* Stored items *
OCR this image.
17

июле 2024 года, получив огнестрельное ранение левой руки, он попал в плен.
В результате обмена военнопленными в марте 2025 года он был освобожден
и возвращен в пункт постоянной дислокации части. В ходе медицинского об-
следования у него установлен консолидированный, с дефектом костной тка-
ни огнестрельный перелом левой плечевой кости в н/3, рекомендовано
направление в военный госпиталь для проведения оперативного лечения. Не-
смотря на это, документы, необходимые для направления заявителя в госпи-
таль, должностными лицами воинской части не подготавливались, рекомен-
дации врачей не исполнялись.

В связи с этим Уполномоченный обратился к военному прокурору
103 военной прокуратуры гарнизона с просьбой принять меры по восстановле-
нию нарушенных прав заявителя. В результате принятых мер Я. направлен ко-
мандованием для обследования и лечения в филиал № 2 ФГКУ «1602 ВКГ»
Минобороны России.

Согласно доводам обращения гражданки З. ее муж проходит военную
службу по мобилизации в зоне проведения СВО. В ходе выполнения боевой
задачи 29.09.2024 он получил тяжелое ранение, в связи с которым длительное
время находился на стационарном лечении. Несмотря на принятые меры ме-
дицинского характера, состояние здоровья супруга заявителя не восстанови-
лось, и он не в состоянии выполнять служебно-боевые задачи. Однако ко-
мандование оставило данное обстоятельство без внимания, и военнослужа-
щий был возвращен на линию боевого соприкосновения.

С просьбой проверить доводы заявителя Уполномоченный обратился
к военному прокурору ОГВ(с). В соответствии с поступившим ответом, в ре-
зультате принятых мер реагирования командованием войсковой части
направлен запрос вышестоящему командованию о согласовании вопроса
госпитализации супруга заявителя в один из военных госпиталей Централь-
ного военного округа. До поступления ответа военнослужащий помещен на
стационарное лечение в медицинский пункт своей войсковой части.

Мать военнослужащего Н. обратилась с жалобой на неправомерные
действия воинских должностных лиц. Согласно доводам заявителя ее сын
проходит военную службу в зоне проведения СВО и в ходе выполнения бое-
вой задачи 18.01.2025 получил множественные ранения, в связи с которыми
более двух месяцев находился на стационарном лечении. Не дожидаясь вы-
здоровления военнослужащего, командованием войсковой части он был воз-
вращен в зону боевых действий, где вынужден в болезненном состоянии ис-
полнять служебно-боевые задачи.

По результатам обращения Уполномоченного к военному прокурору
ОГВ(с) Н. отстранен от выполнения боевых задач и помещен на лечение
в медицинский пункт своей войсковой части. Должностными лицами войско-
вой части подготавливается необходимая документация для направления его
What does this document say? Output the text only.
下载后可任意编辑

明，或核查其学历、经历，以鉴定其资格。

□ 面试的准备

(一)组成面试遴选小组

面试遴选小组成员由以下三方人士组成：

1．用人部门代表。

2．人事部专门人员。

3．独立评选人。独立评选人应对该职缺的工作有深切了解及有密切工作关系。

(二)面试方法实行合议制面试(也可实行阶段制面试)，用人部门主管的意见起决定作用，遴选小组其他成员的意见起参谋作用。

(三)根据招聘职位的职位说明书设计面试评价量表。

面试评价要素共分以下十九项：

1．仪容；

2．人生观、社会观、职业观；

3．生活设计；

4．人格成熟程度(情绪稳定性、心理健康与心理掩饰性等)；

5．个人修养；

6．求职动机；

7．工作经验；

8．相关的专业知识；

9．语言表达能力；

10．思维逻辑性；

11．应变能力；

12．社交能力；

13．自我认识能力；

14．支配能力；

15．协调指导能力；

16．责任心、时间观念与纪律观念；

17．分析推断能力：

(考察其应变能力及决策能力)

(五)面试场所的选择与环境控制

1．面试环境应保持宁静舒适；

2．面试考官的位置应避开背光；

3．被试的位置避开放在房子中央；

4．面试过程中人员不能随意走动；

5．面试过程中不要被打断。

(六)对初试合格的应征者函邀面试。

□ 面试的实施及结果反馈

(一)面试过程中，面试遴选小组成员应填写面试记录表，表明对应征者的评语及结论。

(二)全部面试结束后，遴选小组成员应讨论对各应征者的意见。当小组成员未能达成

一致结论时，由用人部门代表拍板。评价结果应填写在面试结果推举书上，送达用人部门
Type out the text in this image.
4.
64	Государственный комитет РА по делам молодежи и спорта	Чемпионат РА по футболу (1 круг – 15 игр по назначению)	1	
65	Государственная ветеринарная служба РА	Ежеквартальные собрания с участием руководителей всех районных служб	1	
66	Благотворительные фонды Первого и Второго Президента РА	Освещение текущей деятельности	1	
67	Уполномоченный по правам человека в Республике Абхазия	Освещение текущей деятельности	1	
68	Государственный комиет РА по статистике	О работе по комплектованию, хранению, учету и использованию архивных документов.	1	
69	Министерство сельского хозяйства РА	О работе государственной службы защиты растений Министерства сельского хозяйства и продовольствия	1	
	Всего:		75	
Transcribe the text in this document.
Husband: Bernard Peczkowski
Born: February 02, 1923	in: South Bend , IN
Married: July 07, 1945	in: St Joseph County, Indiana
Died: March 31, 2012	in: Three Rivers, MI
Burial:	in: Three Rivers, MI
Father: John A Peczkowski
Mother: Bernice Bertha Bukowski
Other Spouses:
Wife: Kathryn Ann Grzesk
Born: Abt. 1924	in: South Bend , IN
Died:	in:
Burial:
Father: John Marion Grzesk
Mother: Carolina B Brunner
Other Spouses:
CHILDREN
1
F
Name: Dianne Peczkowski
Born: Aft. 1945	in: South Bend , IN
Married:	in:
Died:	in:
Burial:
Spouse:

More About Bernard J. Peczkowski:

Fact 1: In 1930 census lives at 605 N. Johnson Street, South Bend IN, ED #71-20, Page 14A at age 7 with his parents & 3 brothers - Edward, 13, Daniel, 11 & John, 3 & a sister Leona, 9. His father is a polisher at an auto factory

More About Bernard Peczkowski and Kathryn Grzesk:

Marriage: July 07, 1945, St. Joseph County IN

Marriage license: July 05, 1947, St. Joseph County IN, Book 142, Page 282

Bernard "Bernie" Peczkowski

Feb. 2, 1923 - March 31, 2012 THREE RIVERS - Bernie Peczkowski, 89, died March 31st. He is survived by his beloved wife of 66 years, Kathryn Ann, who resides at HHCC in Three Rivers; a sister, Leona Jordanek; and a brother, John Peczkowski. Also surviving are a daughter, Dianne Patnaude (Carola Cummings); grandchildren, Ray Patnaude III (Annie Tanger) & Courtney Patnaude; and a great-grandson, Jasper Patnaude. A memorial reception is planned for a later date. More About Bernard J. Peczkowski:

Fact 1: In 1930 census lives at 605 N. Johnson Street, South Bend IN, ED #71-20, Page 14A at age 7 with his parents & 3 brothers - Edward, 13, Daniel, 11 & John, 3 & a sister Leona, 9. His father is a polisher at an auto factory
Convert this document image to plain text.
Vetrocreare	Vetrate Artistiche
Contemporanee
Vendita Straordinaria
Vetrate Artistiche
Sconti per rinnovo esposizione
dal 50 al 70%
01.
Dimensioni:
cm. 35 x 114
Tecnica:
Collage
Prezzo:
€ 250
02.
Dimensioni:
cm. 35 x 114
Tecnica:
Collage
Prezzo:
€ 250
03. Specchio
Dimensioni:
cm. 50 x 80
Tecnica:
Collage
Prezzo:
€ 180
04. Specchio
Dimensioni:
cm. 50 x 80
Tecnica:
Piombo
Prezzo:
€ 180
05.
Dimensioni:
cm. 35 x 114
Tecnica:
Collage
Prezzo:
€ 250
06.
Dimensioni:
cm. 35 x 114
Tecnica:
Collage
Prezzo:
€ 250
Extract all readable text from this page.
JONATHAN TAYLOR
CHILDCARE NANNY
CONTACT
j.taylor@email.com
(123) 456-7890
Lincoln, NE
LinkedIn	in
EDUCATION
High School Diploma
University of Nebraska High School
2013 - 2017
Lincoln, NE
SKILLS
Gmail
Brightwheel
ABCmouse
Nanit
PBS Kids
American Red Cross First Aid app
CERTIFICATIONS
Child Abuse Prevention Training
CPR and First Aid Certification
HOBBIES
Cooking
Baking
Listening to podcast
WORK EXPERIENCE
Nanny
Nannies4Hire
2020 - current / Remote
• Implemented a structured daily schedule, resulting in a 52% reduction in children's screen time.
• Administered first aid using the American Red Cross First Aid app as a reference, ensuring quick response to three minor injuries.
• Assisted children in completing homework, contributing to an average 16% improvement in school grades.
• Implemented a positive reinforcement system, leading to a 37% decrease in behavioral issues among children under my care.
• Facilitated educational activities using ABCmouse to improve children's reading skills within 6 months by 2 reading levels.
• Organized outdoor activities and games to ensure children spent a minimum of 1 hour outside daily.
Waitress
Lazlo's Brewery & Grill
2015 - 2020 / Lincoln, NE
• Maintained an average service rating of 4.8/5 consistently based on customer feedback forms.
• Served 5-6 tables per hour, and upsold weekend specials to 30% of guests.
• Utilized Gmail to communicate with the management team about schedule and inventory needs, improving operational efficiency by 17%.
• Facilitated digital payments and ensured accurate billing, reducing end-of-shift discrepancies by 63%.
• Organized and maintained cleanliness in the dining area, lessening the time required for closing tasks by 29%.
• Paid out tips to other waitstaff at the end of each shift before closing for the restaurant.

* DIRECTION *
Scan the material line by line and report each one that contains "document".

* RESULT OF THIS TASK *
What does this document say? Output the text only.
Transcribe the text in this document.
Convert this document image to plain text.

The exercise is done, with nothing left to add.